Information shown >>

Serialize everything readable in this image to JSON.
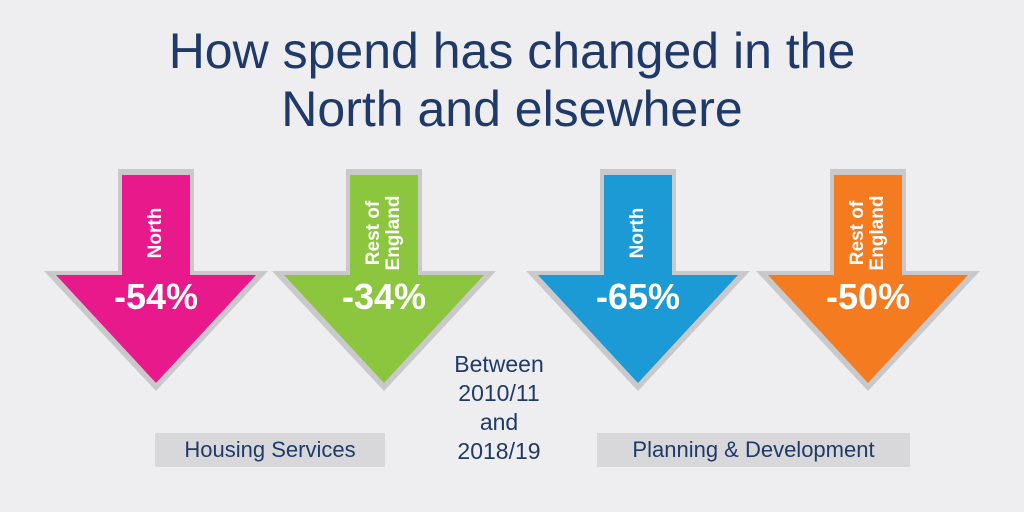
{
  "title": {
    "line1": "How spend has changed in the",
    "line2": "North and elsewhere"
  },
  "arrows": [
    {
      "region": [
        "North"
      ],
      "change": "-54%",
      "color": "#e8198a"
    },
    {
      "region": [
        "Rest of",
        "England"
      ],
      "change": "-34%",
      "color": "#8cc63f"
    },
    {
      "region": [
        "North"
      ],
      "change": "-65%",
      "color": "#1c9ad6"
    },
    {
      "region": [
        "Rest of",
        "England"
      ],
      "change": "-50%",
      "color": "#f47b20"
    }
  ],
  "categories": {
    "housing": "Housing Services",
    "planning": "Planning & Development"
  },
  "period": [
    "Between",
    "2010/11",
    "and",
    "2018/19"
  ],
  "colors": {
    "title": "#1f3a68",
    "background": "#eeeef0",
    "label_box": "#d8d8da",
    "arrow_shadow": "#c9c9cc"
  }
}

To be done >>
Leave the pictures out, and transcribe each of the records exactly.

Answer to this problem >>
Serialize everything readable in this image to JSON.
{
  "title": {
    "line1": "How spend has changed in the",
    "line2": "North and elsewhere"
  },
  "arrows": [
    {
      "region": [
        "North"
      ],
      "change": "-54%",
      "color": "#e8198a"
    },
    {
      "region": [
        "Rest of",
        "England"
      ],
      "change": "-34%",
      "color": "#8cc63f"
    },
    {
      "region": [
        "North"
      ],
      "change": "-65%",
      "color": "#1c9ad6"
    },
    {
      "region": [
        "Rest of",
        "England"
      ],
      "change": "-50%",
      "color": "#f47b20"
    }
  ],
  "categories": {
    "housing": "Housing Services",
    "planning": "Planning & Development"
  },
  "period": [
    "Between",
    "2010/11",
    "and",
    "2018/19"
  ],
  "colors": {
    "title": "#1f3a68",
    "background": "#eeeef0",
    "label_box": "#d8d8da",
    "arrow_shadow": "#c9c9cc"
  }
}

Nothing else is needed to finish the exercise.